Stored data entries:

....

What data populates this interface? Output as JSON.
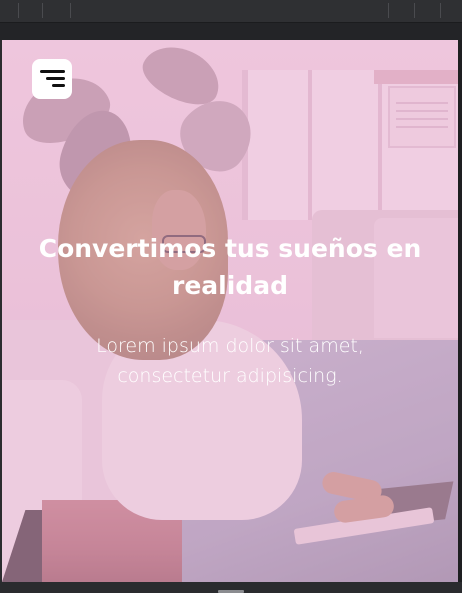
{
  "hero": {
    "title": "Convertimos tus sueños en realidad",
    "subtitle": "Lorem ipsum dolor sit amet, consectetur adipisicing."
  },
  "menu_button": {
    "icon": "hamburger-menu-icon"
  },
  "colors": {
    "overlay": "#e8aacd",
    "text": "#ffffff",
    "button_bg": "#ffffff",
    "icon": "#111111"
  }
}
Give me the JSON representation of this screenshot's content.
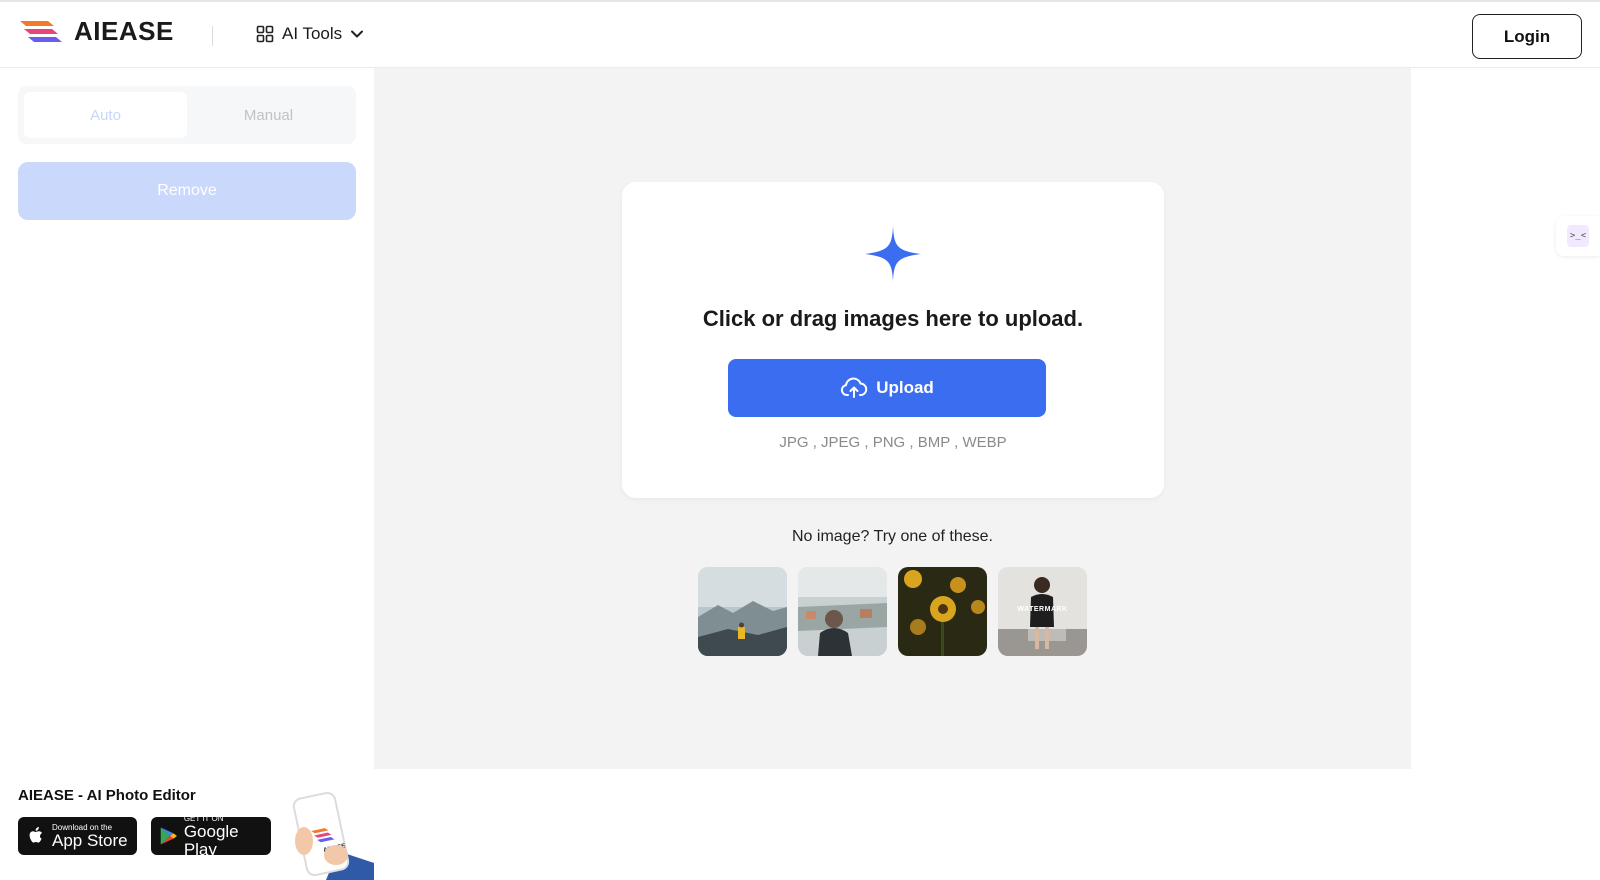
{
  "header": {
    "brand": "AIEASE",
    "tools_label": "AI Tools",
    "login_label": "Login"
  },
  "sidebar": {
    "tabs": [
      {
        "label": "Auto",
        "active": true
      },
      {
        "label": "Manual",
        "active": false
      }
    ],
    "remove_label": "Remove"
  },
  "upload": {
    "heading": "Click or drag images here to upload.",
    "button_label": "Upload",
    "formats": "JPG , JPEG , PNG , BMP , WEBP"
  },
  "samples": {
    "prompt": "No image? Try one of these.",
    "watermark_text": "WATERMARK"
  },
  "footer": {
    "title": "AIEASE - AI Photo Editor",
    "appstore_small": "Download on the",
    "appstore_big": "App Store",
    "gplay_small": "GET IT ON",
    "gplay_big": "Google Play",
    "phone_brand": "AIEASE"
  },
  "colors": {
    "accent": "#3a6df0",
    "remove_disabled": "#c9d8fb",
    "canvas_bg": "#f3f3f3"
  }
}
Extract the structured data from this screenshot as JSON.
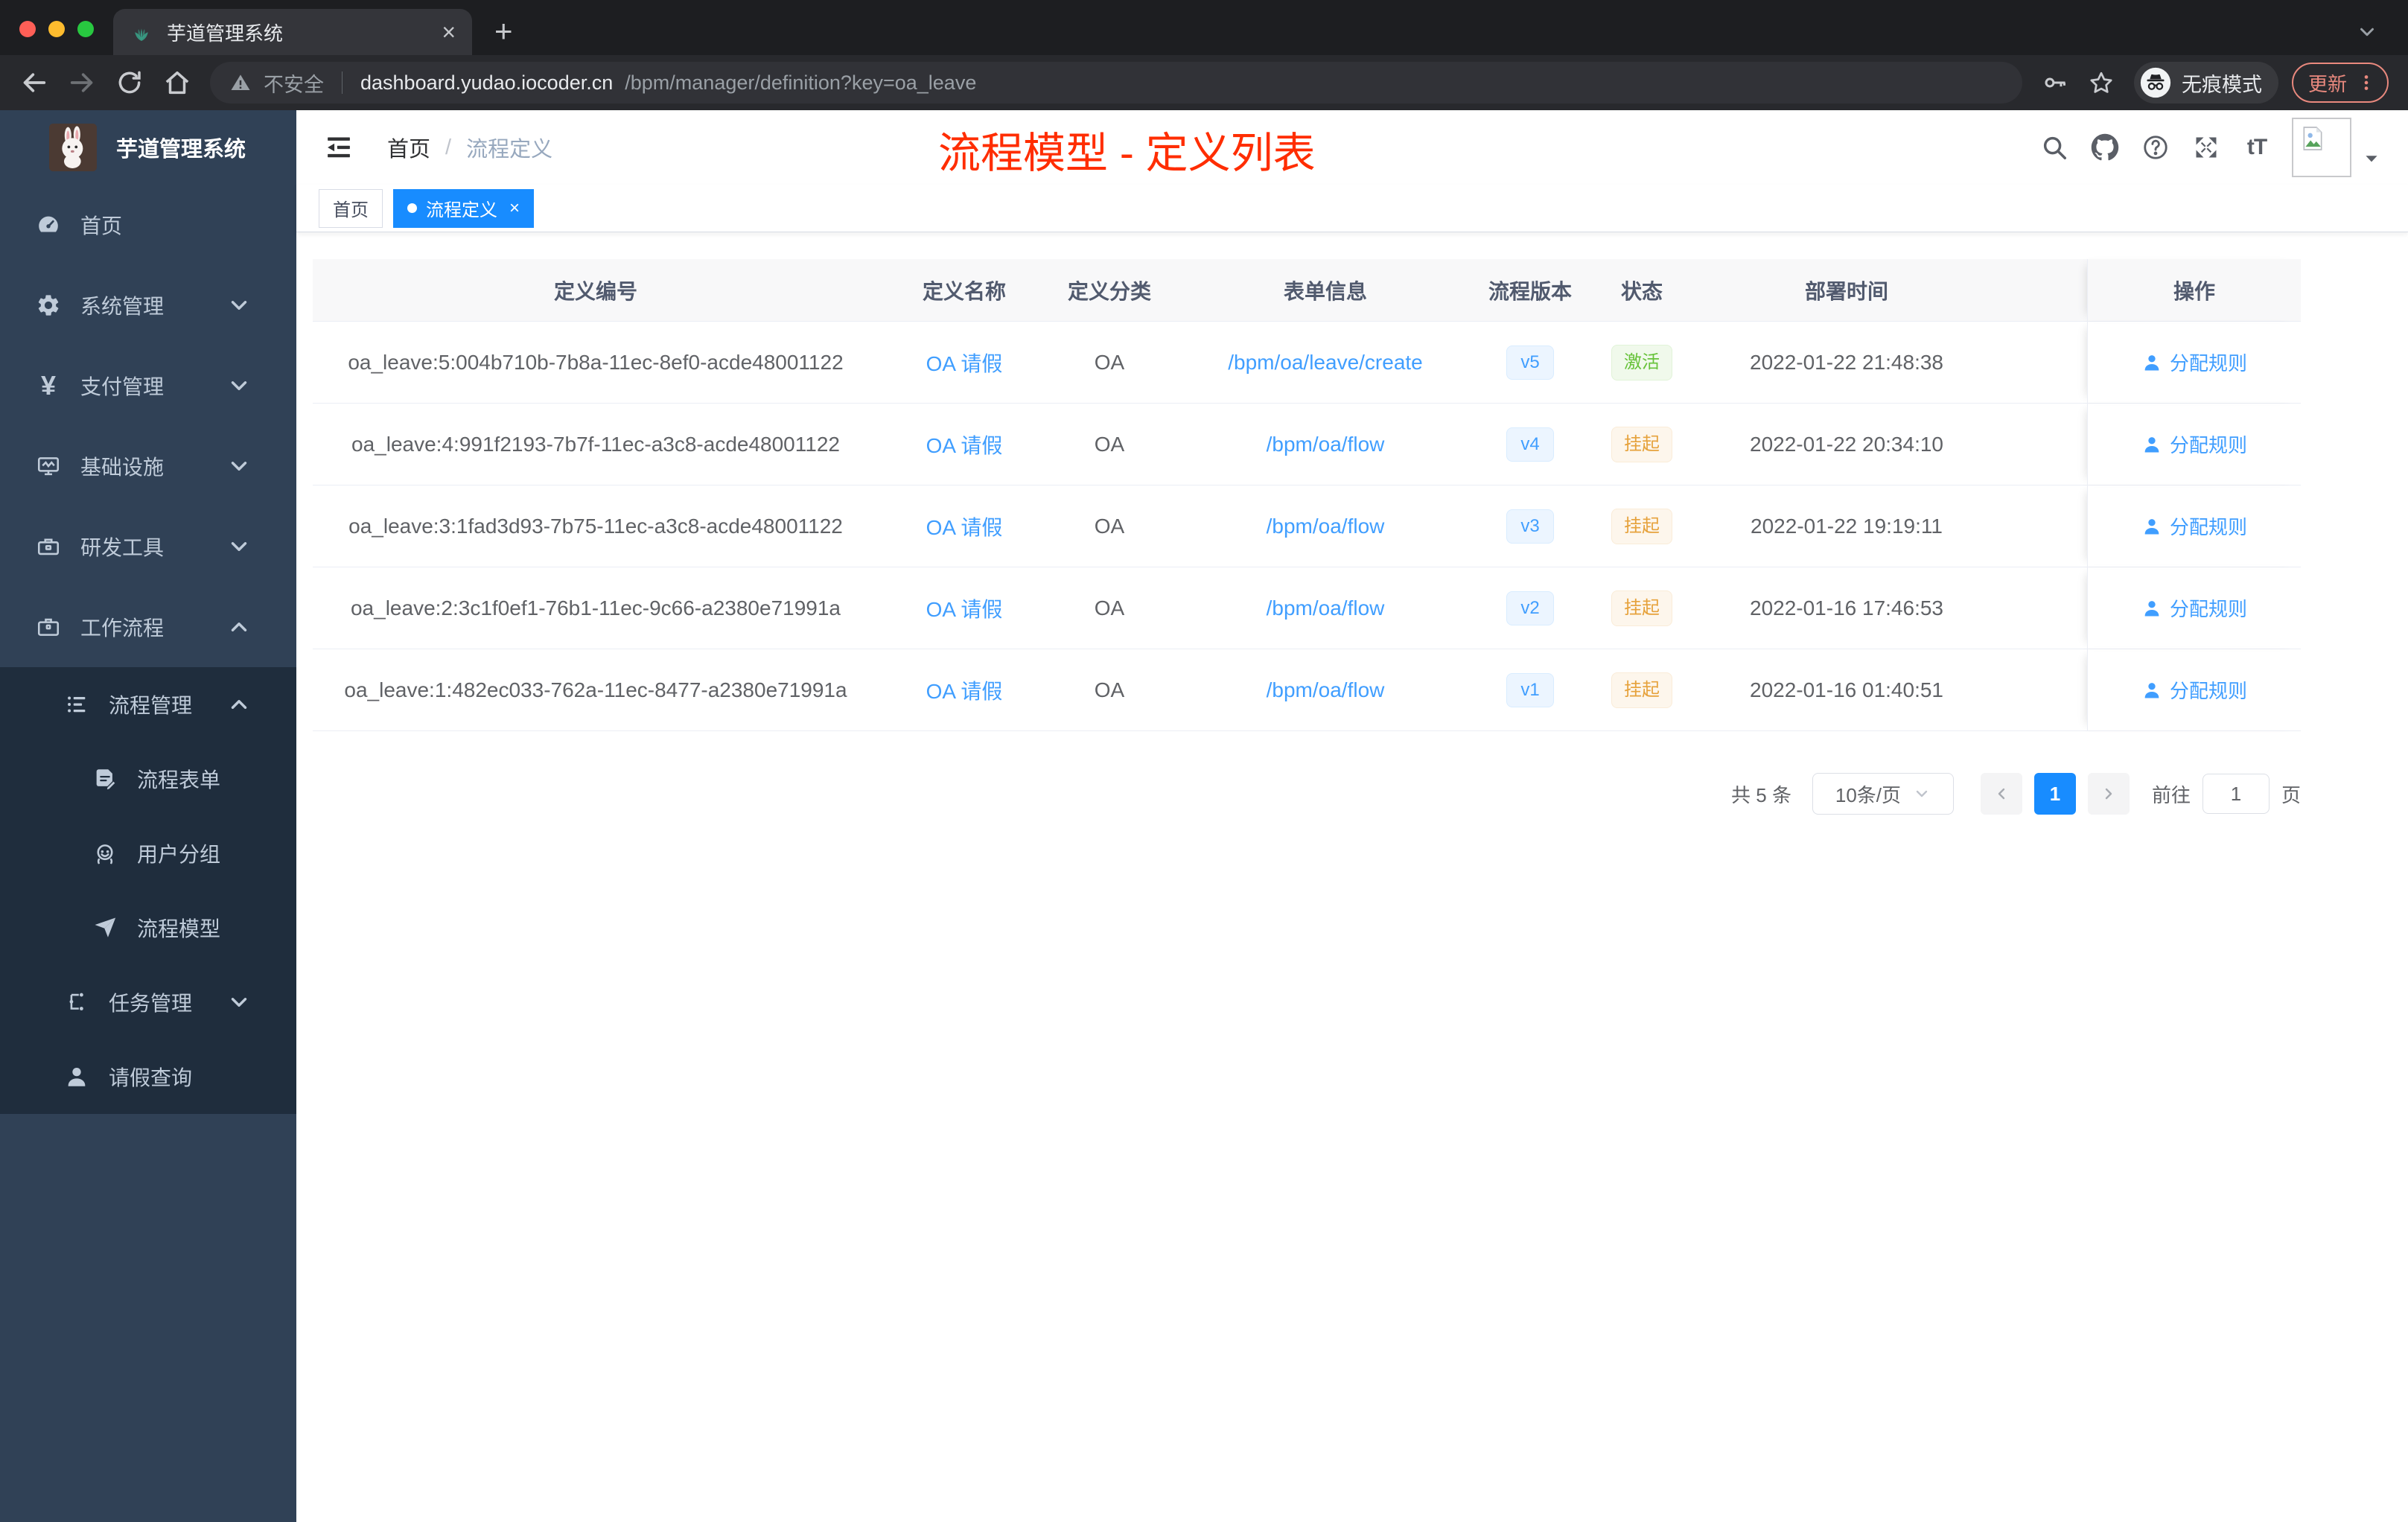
{
  "colors": {
    "accent_blue": "#409eff",
    "tag_active_blue": "#188cff",
    "annotation_red": "#ff2d00",
    "sidebar_bg": "#304156",
    "submenu_bg": "#1f2d3d",
    "status_active_green": "#67c23a",
    "status_suspend_orange": "#e6a23c",
    "update_salmon": "#e9897e"
  },
  "browser": {
    "favicon": "leaf-icon",
    "tab_title": "芋道管理系统",
    "new_tab_label": "+",
    "nav_icons": [
      "back-icon",
      "forward-icon",
      "reload-icon",
      "home-icon"
    ],
    "security_label": "不安全",
    "url_host": "dashboard.yudao.iocoder.cn",
    "url_path": "/bpm/manager/definition?key=oa_leave",
    "action_icons": [
      "key-icon",
      "star-icon"
    ],
    "incognito_label": "无痕模式",
    "update_label": "更新"
  },
  "sidebar": {
    "logo_icon": "bunny-logo",
    "logo_title": "芋道管理系统",
    "items": [
      {
        "key": "home",
        "label": "首页",
        "icon": "dashboard-icon",
        "level": 1
      },
      {
        "key": "system",
        "label": "系统管理",
        "icon": "gear-icon",
        "level": 1,
        "chevron": "down"
      },
      {
        "key": "payment",
        "label": "支付管理",
        "icon": "yen-icon",
        "level": 1,
        "chevron": "down"
      },
      {
        "key": "infra",
        "label": "基础设施",
        "icon": "monitor-icon",
        "level": 1,
        "chevron": "down"
      },
      {
        "key": "devtools",
        "label": "研发工具",
        "icon": "toolbox-icon",
        "level": 1,
        "chevron": "down"
      },
      {
        "key": "workflow",
        "label": "工作流程",
        "icon": "briefcase-icon",
        "level": 1,
        "chevron": "up"
      },
      {
        "key": "process-mgmt",
        "label": "流程管理",
        "icon": "list-icon",
        "level": 2,
        "chevron": "up"
      },
      {
        "key": "process-form",
        "label": "流程表单",
        "icon": "form-edit-icon",
        "level": 3
      },
      {
        "key": "user-group",
        "label": "用户分组",
        "icon": "user-group-icon",
        "level": 3
      },
      {
        "key": "process-model",
        "label": "流程模型",
        "icon": "paper-plane-icon",
        "level": 3
      },
      {
        "key": "task-mgmt",
        "label": "任务管理",
        "icon": "flow-tree-icon",
        "level": 2,
        "chevron": "down"
      },
      {
        "key": "leave-query",
        "label": "请假查询",
        "icon": "person-icon",
        "level": 2
      }
    ]
  },
  "header": {
    "breadcrumb": [
      "首页",
      "流程定义"
    ],
    "breadcrumb_separator": "/",
    "annotation": "流程模型 - 定义列表",
    "icons": [
      "search-icon",
      "github-icon",
      "help-icon",
      "fullscreen-icon",
      "font-size-icon"
    ],
    "avatar_icon": "image-placeholder-icon"
  },
  "tags": [
    {
      "label": "首页",
      "active": false,
      "closable": false
    },
    {
      "label": "流程定义",
      "active": true,
      "closable": true
    }
  ],
  "table": {
    "columns": [
      {
        "label": "定义编号",
        "class": "cell-id"
      },
      {
        "label": "定义名称",
        "class": "cell-name"
      },
      {
        "label": "定义分类",
        "class": "cell-cat"
      },
      {
        "label": "表单信息",
        "class": "cell-form"
      },
      {
        "label": "流程版本",
        "class": "cell-ver"
      },
      {
        "label": "状态",
        "class": "cell-status"
      },
      {
        "label": "部署时间",
        "class": "cell-time"
      },
      {
        "label": "操作",
        "class": "cell-op"
      }
    ],
    "action_label": "分配规则",
    "action_icon": "person-icon",
    "rows": [
      {
        "id": "oa_leave:5:004b710b-7b8a-11ec-8ef0-acde48001122",
        "name": "OA 请假",
        "category": "OA",
        "form": "/bpm/oa/leave/create",
        "version": "v5",
        "status": {
          "label": "激活",
          "type": "success"
        },
        "deployed_at": "2022-01-22 21:48:38"
      },
      {
        "id": "oa_leave:4:991f2193-7b7f-11ec-a3c8-acde48001122",
        "name": "OA 请假",
        "category": "OA",
        "form": "/bpm/oa/flow",
        "version": "v4",
        "status": {
          "label": "挂起",
          "type": "warning"
        },
        "deployed_at": "2022-01-22 20:34:10"
      },
      {
        "id": "oa_leave:3:1fad3d93-7b75-11ec-a3c8-acde48001122",
        "name": "OA 请假",
        "category": "OA",
        "form": "/bpm/oa/flow",
        "version": "v3",
        "status": {
          "label": "挂起",
          "type": "warning"
        },
        "deployed_at": "2022-01-22 19:19:11"
      },
      {
        "id": "oa_leave:2:3c1f0ef1-76b1-11ec-9c66-a2380e71991a",
        "name": "OA 请假",
        "category": "OA",
        "form": "/bpm/oa/flow",
        "version": "v2",
        "status": {
          "label": "挂起",
          "type": "warning"
        },
        "deployed_at": "2022-01-16 17:46:53"
      },
      {
        "id": "oa_leave:1:482ec033-762a-11ec-8477-a2380e71991a",
        "name": "OA 请假",
        "category": "OA",
        "form": "/bpm/oa/flow",
        "version": "v1",
        "status": {
          "label": "挂起",
          "type": "warning"
        },
        "deployed_at": "2022-01-16 01:40:51"
      }
    ]
  },
  "pagination": {
    "total_label": "共 5 条",
    "page_size": "10条/页",
    "active_page": "1",
    "goto_label": "前往",
    "goto_value": "1",
    "page_suffix": "页"
  }
}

....

> [WHAT IS EXPECTED]: Return all of the entries exactly as written, but drop any pictures they hold.

> [RESULT]:
What data populates this interface? Output as JSON.
{
  "hero": {
    "title": "Convertimos tus sueños en realidad",
    "subtitle": "Lorem ipsum dolor sit amet, consectetur adipisicing."
  },
  "menu_button": {
    "icon": "hamburger-menu-icon"
  },
  "colors": {
    "overlay": "#e8aacd",
    "text": "#ffffff",
    "button_bg": "#ffffff",
    "icon": "#111111"
  }
}
Give me the JSON representation of this screenshot's content.
{
  "header": {
    "brand": "AIEASE",
    "tools_label": "AI Tools",
    "login_label": "Login"
  },
  "sidebar": {
    "tabs": [
      {
        "label": "Auto",
        "active": true
      },
      {
        "label": "Manual",
        "active": false
      }
    ],
    "remove_label": "Remove"
  },
  "upload": {
    "heading": "Click or drag images here to upload.",
    "button_label": "Upload",
    "formats": "JPG , JPEG , PNG , BMP , WEBP"
  },
  "samples": {
    "prompt": "No image? Try one of these.",
    "watermark_text": "WATERMARK"
  },
  "footer": {
    "title": "AIEASE - AI Photo Editor",
    "appstore_small": "Download on the",
    "appstore_big": "App Store",
    "gplay_small": "GET IT ON",
    "gplay_big": "Google Play",
    "phone_brand": "AIEASE"
  },
  "colors": {
    "accent": "#3a6df0",
    "remove_disabled": "#c9d8fb",
    "canvas_bg": "#f3f3f3"
  }
}
Extract the structured data from this screenshot as JSON.
{
  "colors": {
    "accent_blue": "#409eff",
    "tag_active_blue": "#188cff",
    "annotation_red": "#ff2d00",
    "sidebar_bg": "#304156",
    "submenu_bg": "#1f2d3d",
    "status_active_green": "#67c23a",
    "status_suspend_orange": "#e6a23c",
    "update_salmon": "#e9897e"
  },
  "browser": {
    "favicon": "leaf-icon",
    "tab_title": "芋道管理系统",
    "new_tab_label": "+",
    "nav_icons": [
      "back-icon",
      "forward-icon",
      "reload-icon",
      "home-icon"
    ],
    "security_label": "不安全",
    "url_host": "dashboard.yudao.iocoder.cn",
    "url_path": "/bpm/manager/definition?key=oa_leave",
    "action_icons": [
      "key-icon",
      "star-icon"
    ],
    "incognito_label": "无痕模式",
    "update_label": "更新"
  },
  "sidebar": {
    "logo_icon": "bunny-logo",
    "logo_title": "芋道管理系统",
    "items": [
      {
        "key": "home",
        "label": "首页",
        "icon": "dashboard-icon",
        "level": 1
      },
      {
        "key": "system",
        "label": "系统管理",
        "icon": "gear-icon",
        "level": 1,
        "chevron": "down"
      },
      {
        "key": "payment",
        "label": "支付管理",
        "icon": "yen-icon",
        "level": 1,
        "chevron": "down"
      },
      {
        "key": "infra",
        "label": "基础设施",
        "icon": "monitor-icon",
        "level": 1,
        "chevron": "down"
      },
      {
        "key": "devtools",
        "label": "研发工具",
        "icon": "toolbox-icon",
        "level": 1,
        "chevron": "down"
      },
      {
        "key": "workflow",
        "label": "工作流程",
        "icon": "briefcase-icon",
        "level": 1,
        "chevron": "up"
      },
      {
        "key": "process-mgmt",
        "label": "流程管理",
        "icon": "list-icon",
        "level": 2,
        "chevron": "up"
      },
      {
        "key": "process-form",
        "label": "流程表单",
        "icon": "form-edit-icon",
        "level": 3
      },
      {
        "key": "user-group",
        "label": "用户分组",
        "icon": "user-group-icon",
        "level": 3
      },
      {
        "key": "process-model",
        "label": "流程模型",
        "icon": "paper-plane-icon",
        "level": 3
      },
      {
        "key": "task-mgmt",
        "label": "任务管理",
        "icon": "flow-tree-icon",
        "level": 2,
        "chevron": "down"
      },
      {
        "key": "leave-query",
        "label": "请假查询",
        "icon": "person-icon",
        "level": 2
      }
    ]
  },
  "header": {
    "breadcrumb": [
      "首页",
      "流程定义"
    ],
    "breadcrumb_separator": "/",
    "annotation": "流程模型 - 定义列表",
    "icons": [
      "search-icon",
      "github-icon",
      "help-icon",
      "fullscreen-icon",
      "font-size-icon"
    ],
    "avatar_icon": "image-placeholder-icon"
  },
  "tags": [
    {
      "label": "首页",
      "active": false,
      "closable": false
    },
    {
      "label": "流程定义",
      "active": true,
      "closable": true
    }
  ],
  "table": {
    "columns": [
      {
        "label": "定义编号",
        "class": "cell-id"
      },
      {
        "label": "定义名称",
        "class": "cell-name"
      },
      {
        "label": "定义分类",
        "class": "cell-cat"
      },
      {
        "label": "表单信息",
        "class": "cell-form"
      },
      {
        "label": "流程版本",
        "class": "cell-ver"
      },
      {
        "label": "状态",
        "class": "cell-status"
      },
      {
        "label": "部署时间",
        "class": "cell-time"
      },
      {
        "label": "操作",
        "class": "cell-op"
      }
    ],
    "action_label": "分配规则",
    "action_icon": "person-icon",
    "rows": [
      {
        "id": "oa_leave:5:004b710b-7b8a-11ec-8ef0-acde48001122",
        "name": "OA 请假",
        "category": "OA",
        "form": "/bpm/oa/leave/create",
        "version": "v5",
        "status": {
          "label": "激活",
          "type": "success"
        },
        "deployed_at": "2022-01-22 21:48:38"
      },
      {
        "id": "oa_leave:4:991f2193-7b7f-11ec-a3c8-acde48001122",
        "name": "OA 请假",
        "category": "OA",
        "form": "/bpm/oa/flow",
        "version": "v4",
        "status": {
          "label": "挂起",
          "type": "warning"
        },
        "deployed_at": "2022-01-22 20:34:10"
      },
      {
        "id": "oa_leave:3:1fad3d93-7b75-11ec-a3c8-acde48001122",
        "name": "OA 请假",
        "category": "OA",
        "form": "/bpm/oa/flow",
        "version": "v3",
        "status": {
          "label": "挂起",
          "type": "warning"
        },
        "deployed_at": "2022-01-22 19:19:11"
      },
      {
        "id": "oa_leave:2:3c1f0ef1-76b1-11ec-9c66-a2380e71991a",
        "name": "OA 请假",
        "category": "OA",
        "form": "/bpm/oa/flow",
        "version": "v2",
        "status": {
          "label": "挂起",
          "type": "warning"
        },
        "deployed_at": "2022-01-16 17:46:53"
      },
      {
        "id": "oa_leave:1:482ec033-762a-11ec-8477-a2380e71991a",
        "name": "OA 请假",
        "category": "OA",
        "form": "/bpm/oa/flow",
        "version": "v1",
        "status": {
          "label": "挂起",
          "type": "warning"
        },
        "deployed_at": "2022-01-16 01:40:51"
      }
    ]
  },
  "pagination": {
    "total_label": "共 5 条",
    "page_size": "10条/页",
    "active_page": "1",
    "goto_label": "前往",
    "goto_value": "1",
    "page_suffix": "页"
  }
}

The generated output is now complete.